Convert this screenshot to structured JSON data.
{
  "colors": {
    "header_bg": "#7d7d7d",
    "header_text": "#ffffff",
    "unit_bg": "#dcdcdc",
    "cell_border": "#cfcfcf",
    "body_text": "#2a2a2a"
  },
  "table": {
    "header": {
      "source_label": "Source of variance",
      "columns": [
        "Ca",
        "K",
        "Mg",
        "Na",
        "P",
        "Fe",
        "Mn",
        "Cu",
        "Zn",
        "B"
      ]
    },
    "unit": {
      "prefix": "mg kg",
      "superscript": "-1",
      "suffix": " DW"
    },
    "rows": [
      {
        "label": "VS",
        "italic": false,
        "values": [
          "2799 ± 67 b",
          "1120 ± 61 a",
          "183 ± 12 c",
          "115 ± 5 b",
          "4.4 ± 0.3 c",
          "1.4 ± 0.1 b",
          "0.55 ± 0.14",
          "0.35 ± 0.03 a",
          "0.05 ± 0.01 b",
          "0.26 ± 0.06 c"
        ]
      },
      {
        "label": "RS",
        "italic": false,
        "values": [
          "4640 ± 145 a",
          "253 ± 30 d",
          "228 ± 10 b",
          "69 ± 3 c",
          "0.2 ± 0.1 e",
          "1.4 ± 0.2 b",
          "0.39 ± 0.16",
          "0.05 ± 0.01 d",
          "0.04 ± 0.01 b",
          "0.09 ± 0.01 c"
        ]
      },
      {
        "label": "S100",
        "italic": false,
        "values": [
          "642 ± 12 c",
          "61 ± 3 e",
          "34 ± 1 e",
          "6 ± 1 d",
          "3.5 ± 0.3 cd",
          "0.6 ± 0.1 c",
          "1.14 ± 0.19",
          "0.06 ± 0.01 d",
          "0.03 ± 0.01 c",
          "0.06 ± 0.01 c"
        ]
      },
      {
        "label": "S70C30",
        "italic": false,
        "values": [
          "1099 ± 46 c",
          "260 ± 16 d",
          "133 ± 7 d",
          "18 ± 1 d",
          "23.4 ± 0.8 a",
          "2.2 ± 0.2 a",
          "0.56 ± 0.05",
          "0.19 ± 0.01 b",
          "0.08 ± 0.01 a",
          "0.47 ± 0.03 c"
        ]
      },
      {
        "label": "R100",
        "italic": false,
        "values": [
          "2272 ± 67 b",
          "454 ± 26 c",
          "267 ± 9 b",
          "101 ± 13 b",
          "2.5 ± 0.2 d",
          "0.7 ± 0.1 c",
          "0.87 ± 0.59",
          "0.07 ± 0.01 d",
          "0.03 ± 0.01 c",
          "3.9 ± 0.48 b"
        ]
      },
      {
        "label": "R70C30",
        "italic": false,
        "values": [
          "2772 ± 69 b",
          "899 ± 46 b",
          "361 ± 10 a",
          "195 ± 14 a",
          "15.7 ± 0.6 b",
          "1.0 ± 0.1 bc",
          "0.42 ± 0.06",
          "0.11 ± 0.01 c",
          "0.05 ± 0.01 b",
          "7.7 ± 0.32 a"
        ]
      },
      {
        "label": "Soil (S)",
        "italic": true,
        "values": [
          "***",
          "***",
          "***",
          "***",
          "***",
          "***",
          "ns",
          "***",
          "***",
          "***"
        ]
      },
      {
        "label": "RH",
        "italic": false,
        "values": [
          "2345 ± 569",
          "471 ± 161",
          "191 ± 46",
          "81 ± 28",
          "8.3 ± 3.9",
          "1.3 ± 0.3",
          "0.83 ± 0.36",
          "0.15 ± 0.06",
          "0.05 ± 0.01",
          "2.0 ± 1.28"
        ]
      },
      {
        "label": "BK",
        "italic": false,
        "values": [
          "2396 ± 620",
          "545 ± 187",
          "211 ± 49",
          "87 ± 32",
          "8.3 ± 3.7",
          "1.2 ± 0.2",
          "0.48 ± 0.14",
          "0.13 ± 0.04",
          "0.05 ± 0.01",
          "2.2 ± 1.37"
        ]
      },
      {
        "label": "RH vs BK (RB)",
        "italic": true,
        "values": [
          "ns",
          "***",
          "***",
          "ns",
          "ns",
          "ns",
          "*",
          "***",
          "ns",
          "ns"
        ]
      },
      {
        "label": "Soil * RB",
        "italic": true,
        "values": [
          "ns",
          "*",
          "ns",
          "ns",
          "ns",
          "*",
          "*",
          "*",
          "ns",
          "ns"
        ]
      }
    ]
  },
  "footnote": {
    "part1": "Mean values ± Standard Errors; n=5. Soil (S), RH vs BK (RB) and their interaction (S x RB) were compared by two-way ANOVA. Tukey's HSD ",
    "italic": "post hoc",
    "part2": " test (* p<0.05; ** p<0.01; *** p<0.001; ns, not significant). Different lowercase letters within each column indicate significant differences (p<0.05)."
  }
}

◇ ◇ ◇

■ What to produce ■
Repeat all the entries exactly as given.

■ Response ■
Convert this screenshot to structured JSON data.
{
  "colors": {
    "header_bg": "#7d7d7d",
    "header_text": "#ffffff",
    "unit_bg": "#dcdcdc",
    "cell_border": "#cfcfcf",
    "body_text": "#2a2a2a"
  },
  "table": {
    "header": {
      "source_label": "Source of variance",
      "columns": [
        "Ca",
        "K",
        "Mg",
        "Na",
        "P",
        "Fe",
        "Mn",
        "Cu",
        "Zn",
        "B"
      ]
    },
    "unit": {
      "prefix": "mg kg",
      "superscript": "-1",
      "suffix": " DW"
    },
    "rows": [
      {
        "label": "VS",
        "italic": false,
        "values": [
          "2799 ± 67 b",
          "1120 ± 61 a",
          "183 ± 12 c",
          "115 ± 5 b",
          "4.4 ± 0.3 c",
          "1.4 ± 0.1 b",
          "0.55 ± 0.14",
          "0.35 ± 0.03 a",
          "0.05 ± 0.01 b",
          "0.26 ± 0.06 c"
        ]
      },
      {
        "label": "RS",
        "italic": false,
        "values": [
          "4640 ± 145 a",
          "253 ± 30 d",
          "228 ± 10 b",
          "69 ± 3 c",
          "0.2 ± 0.1 e",
          "1.4 ± 0.2 b",
          "0.39 ± 0.16",
          "0.05 ± 0.01 d",
          "0.04 ± 0.01 b",
          "0.09 ± 0.01 c"
        ]
      },
      {
        "label": "S100",
        "italic": false,
        "values": [
          "642 ± 12 c",
          "61 ± 3 e",
          "34 ± 1 e",
          "6 ± 1 d",
          "3.5 ± 0.3 cd",
          "0.6 ± 0.1 c",
          "1.14 ± 0.19",
          "0.06 ± 0.01 d",
          "0.03 ± 0.01 c",
          "0.06 ± 0.01 c"
        ]
      },
      {
        "label": "S70C30",
        "italic": false,
        "values": [
          "1099 ± 46 c",
          "260 ± 16 d",
          "133 ± 7 d",
          "18 ± 1 d",
          "23.4 ± 0.8 a",
          "2.2 ± 0.2 a",
          "0.56 ± 0.05",
          "0.19 ± 0.01 b",
          "0.08 ± 0.01 a",
          "0.47 ± 0.03 c"
        ]
      },
      {
        "label": "R100",
        "italic": false,
        "values": [
          "2272 ± 67 b",
          "454 ± 26 c",
          "267 ± 9 b",
          "101 ± 13 b",
          "2.5 ± 0.2 d",
          "0.7 ± 0.1 c",
          "0.87 ± 0.59",
          "0.07 ± 0.01 d",
          "0.03 ± 0.01 c",
          "3.9 ± 0.48 b"
        ]
      },
      {
        "label": "R70C30",
        "italic": false,
        "values": [
          "2772 ± 69 b",
          "899 ± 46 b",
          "361 ± 10 a",
          "195 ± 14 a",
          "15.7 ± 0.6 b",
          "1.0 ± 0.1 bc",
          "0.42 ± 0.06",
          "0.11 ± 0.01 c",
          "0.05 ± 0.01 b",
          "7.7 ± 0.32 a"
        ]
      },
      {
        "label": "Soil (S)",
        "italic": true,
        "values": [
          "***",
          "***",
          "***",
          "***",
          "***",
          "***",
          "ns",
          "***",
          "***",
          "***"
        ]
      },
      {
        "label": "RH",
        "italic": false,
        "values": [
          "2345 ± 569",
          "471 ± 161",
          "191 ± 46",
          "81 ± 28",
          "8.3 ± 3.9",
          "1.3 ± 0.3",
          "0.83 ± 0.36",
          "0.15 ± 0.06",
          "0.05 ± 0.01",
          "2.0 ± 1.28"
        ]
      },
      {
        "label": "BK",
        "italic": false,
        "values": [
          "2396 ± 620",
          "545 ± 187",
          "211 ± 49",
          "87 ± 32",
          "8.3 ± 3.7",
          "1.2 ± 0.2",
          "0.48 ± 0.14",
          "0.13 ± 0.04",
          "0.05 ± 0.01",
          "2.2 ± 1.37"
        ]
      },
      {
        "label": "RH vs BK (RB)",
        "italic": true,
        "values": [
          "ns",
          "***",
          "***",
          "ns",
          "ns",
          "ns",
          "*",
          "***",
          "ns",
          "ns"
        ]
      },
      {
        "label": "Soil * RB",
        "italic": true,
        "values": [
          "ns",
          "*",
          "ns",
          "ns",
          "ns",
          "*",
          "*",
          "*",
          "ns",
          "ns"
        ]
      }
    ]
  },
  "footnote": {
    "part1": "Mean values ± Standard Errors; n=5. Soil (S), RH vs BK (RB) and their interaction (S x RB) were compared by two-way ANOVA. Tukey's HSD ",
    "italic": "post hoc",
    "part2": " test (* p<0.05; ** p<0.01; *** p<0.001; ns, not significant). Different lowercase letters within each column indicate significant differences (p<0.05)."
  }
}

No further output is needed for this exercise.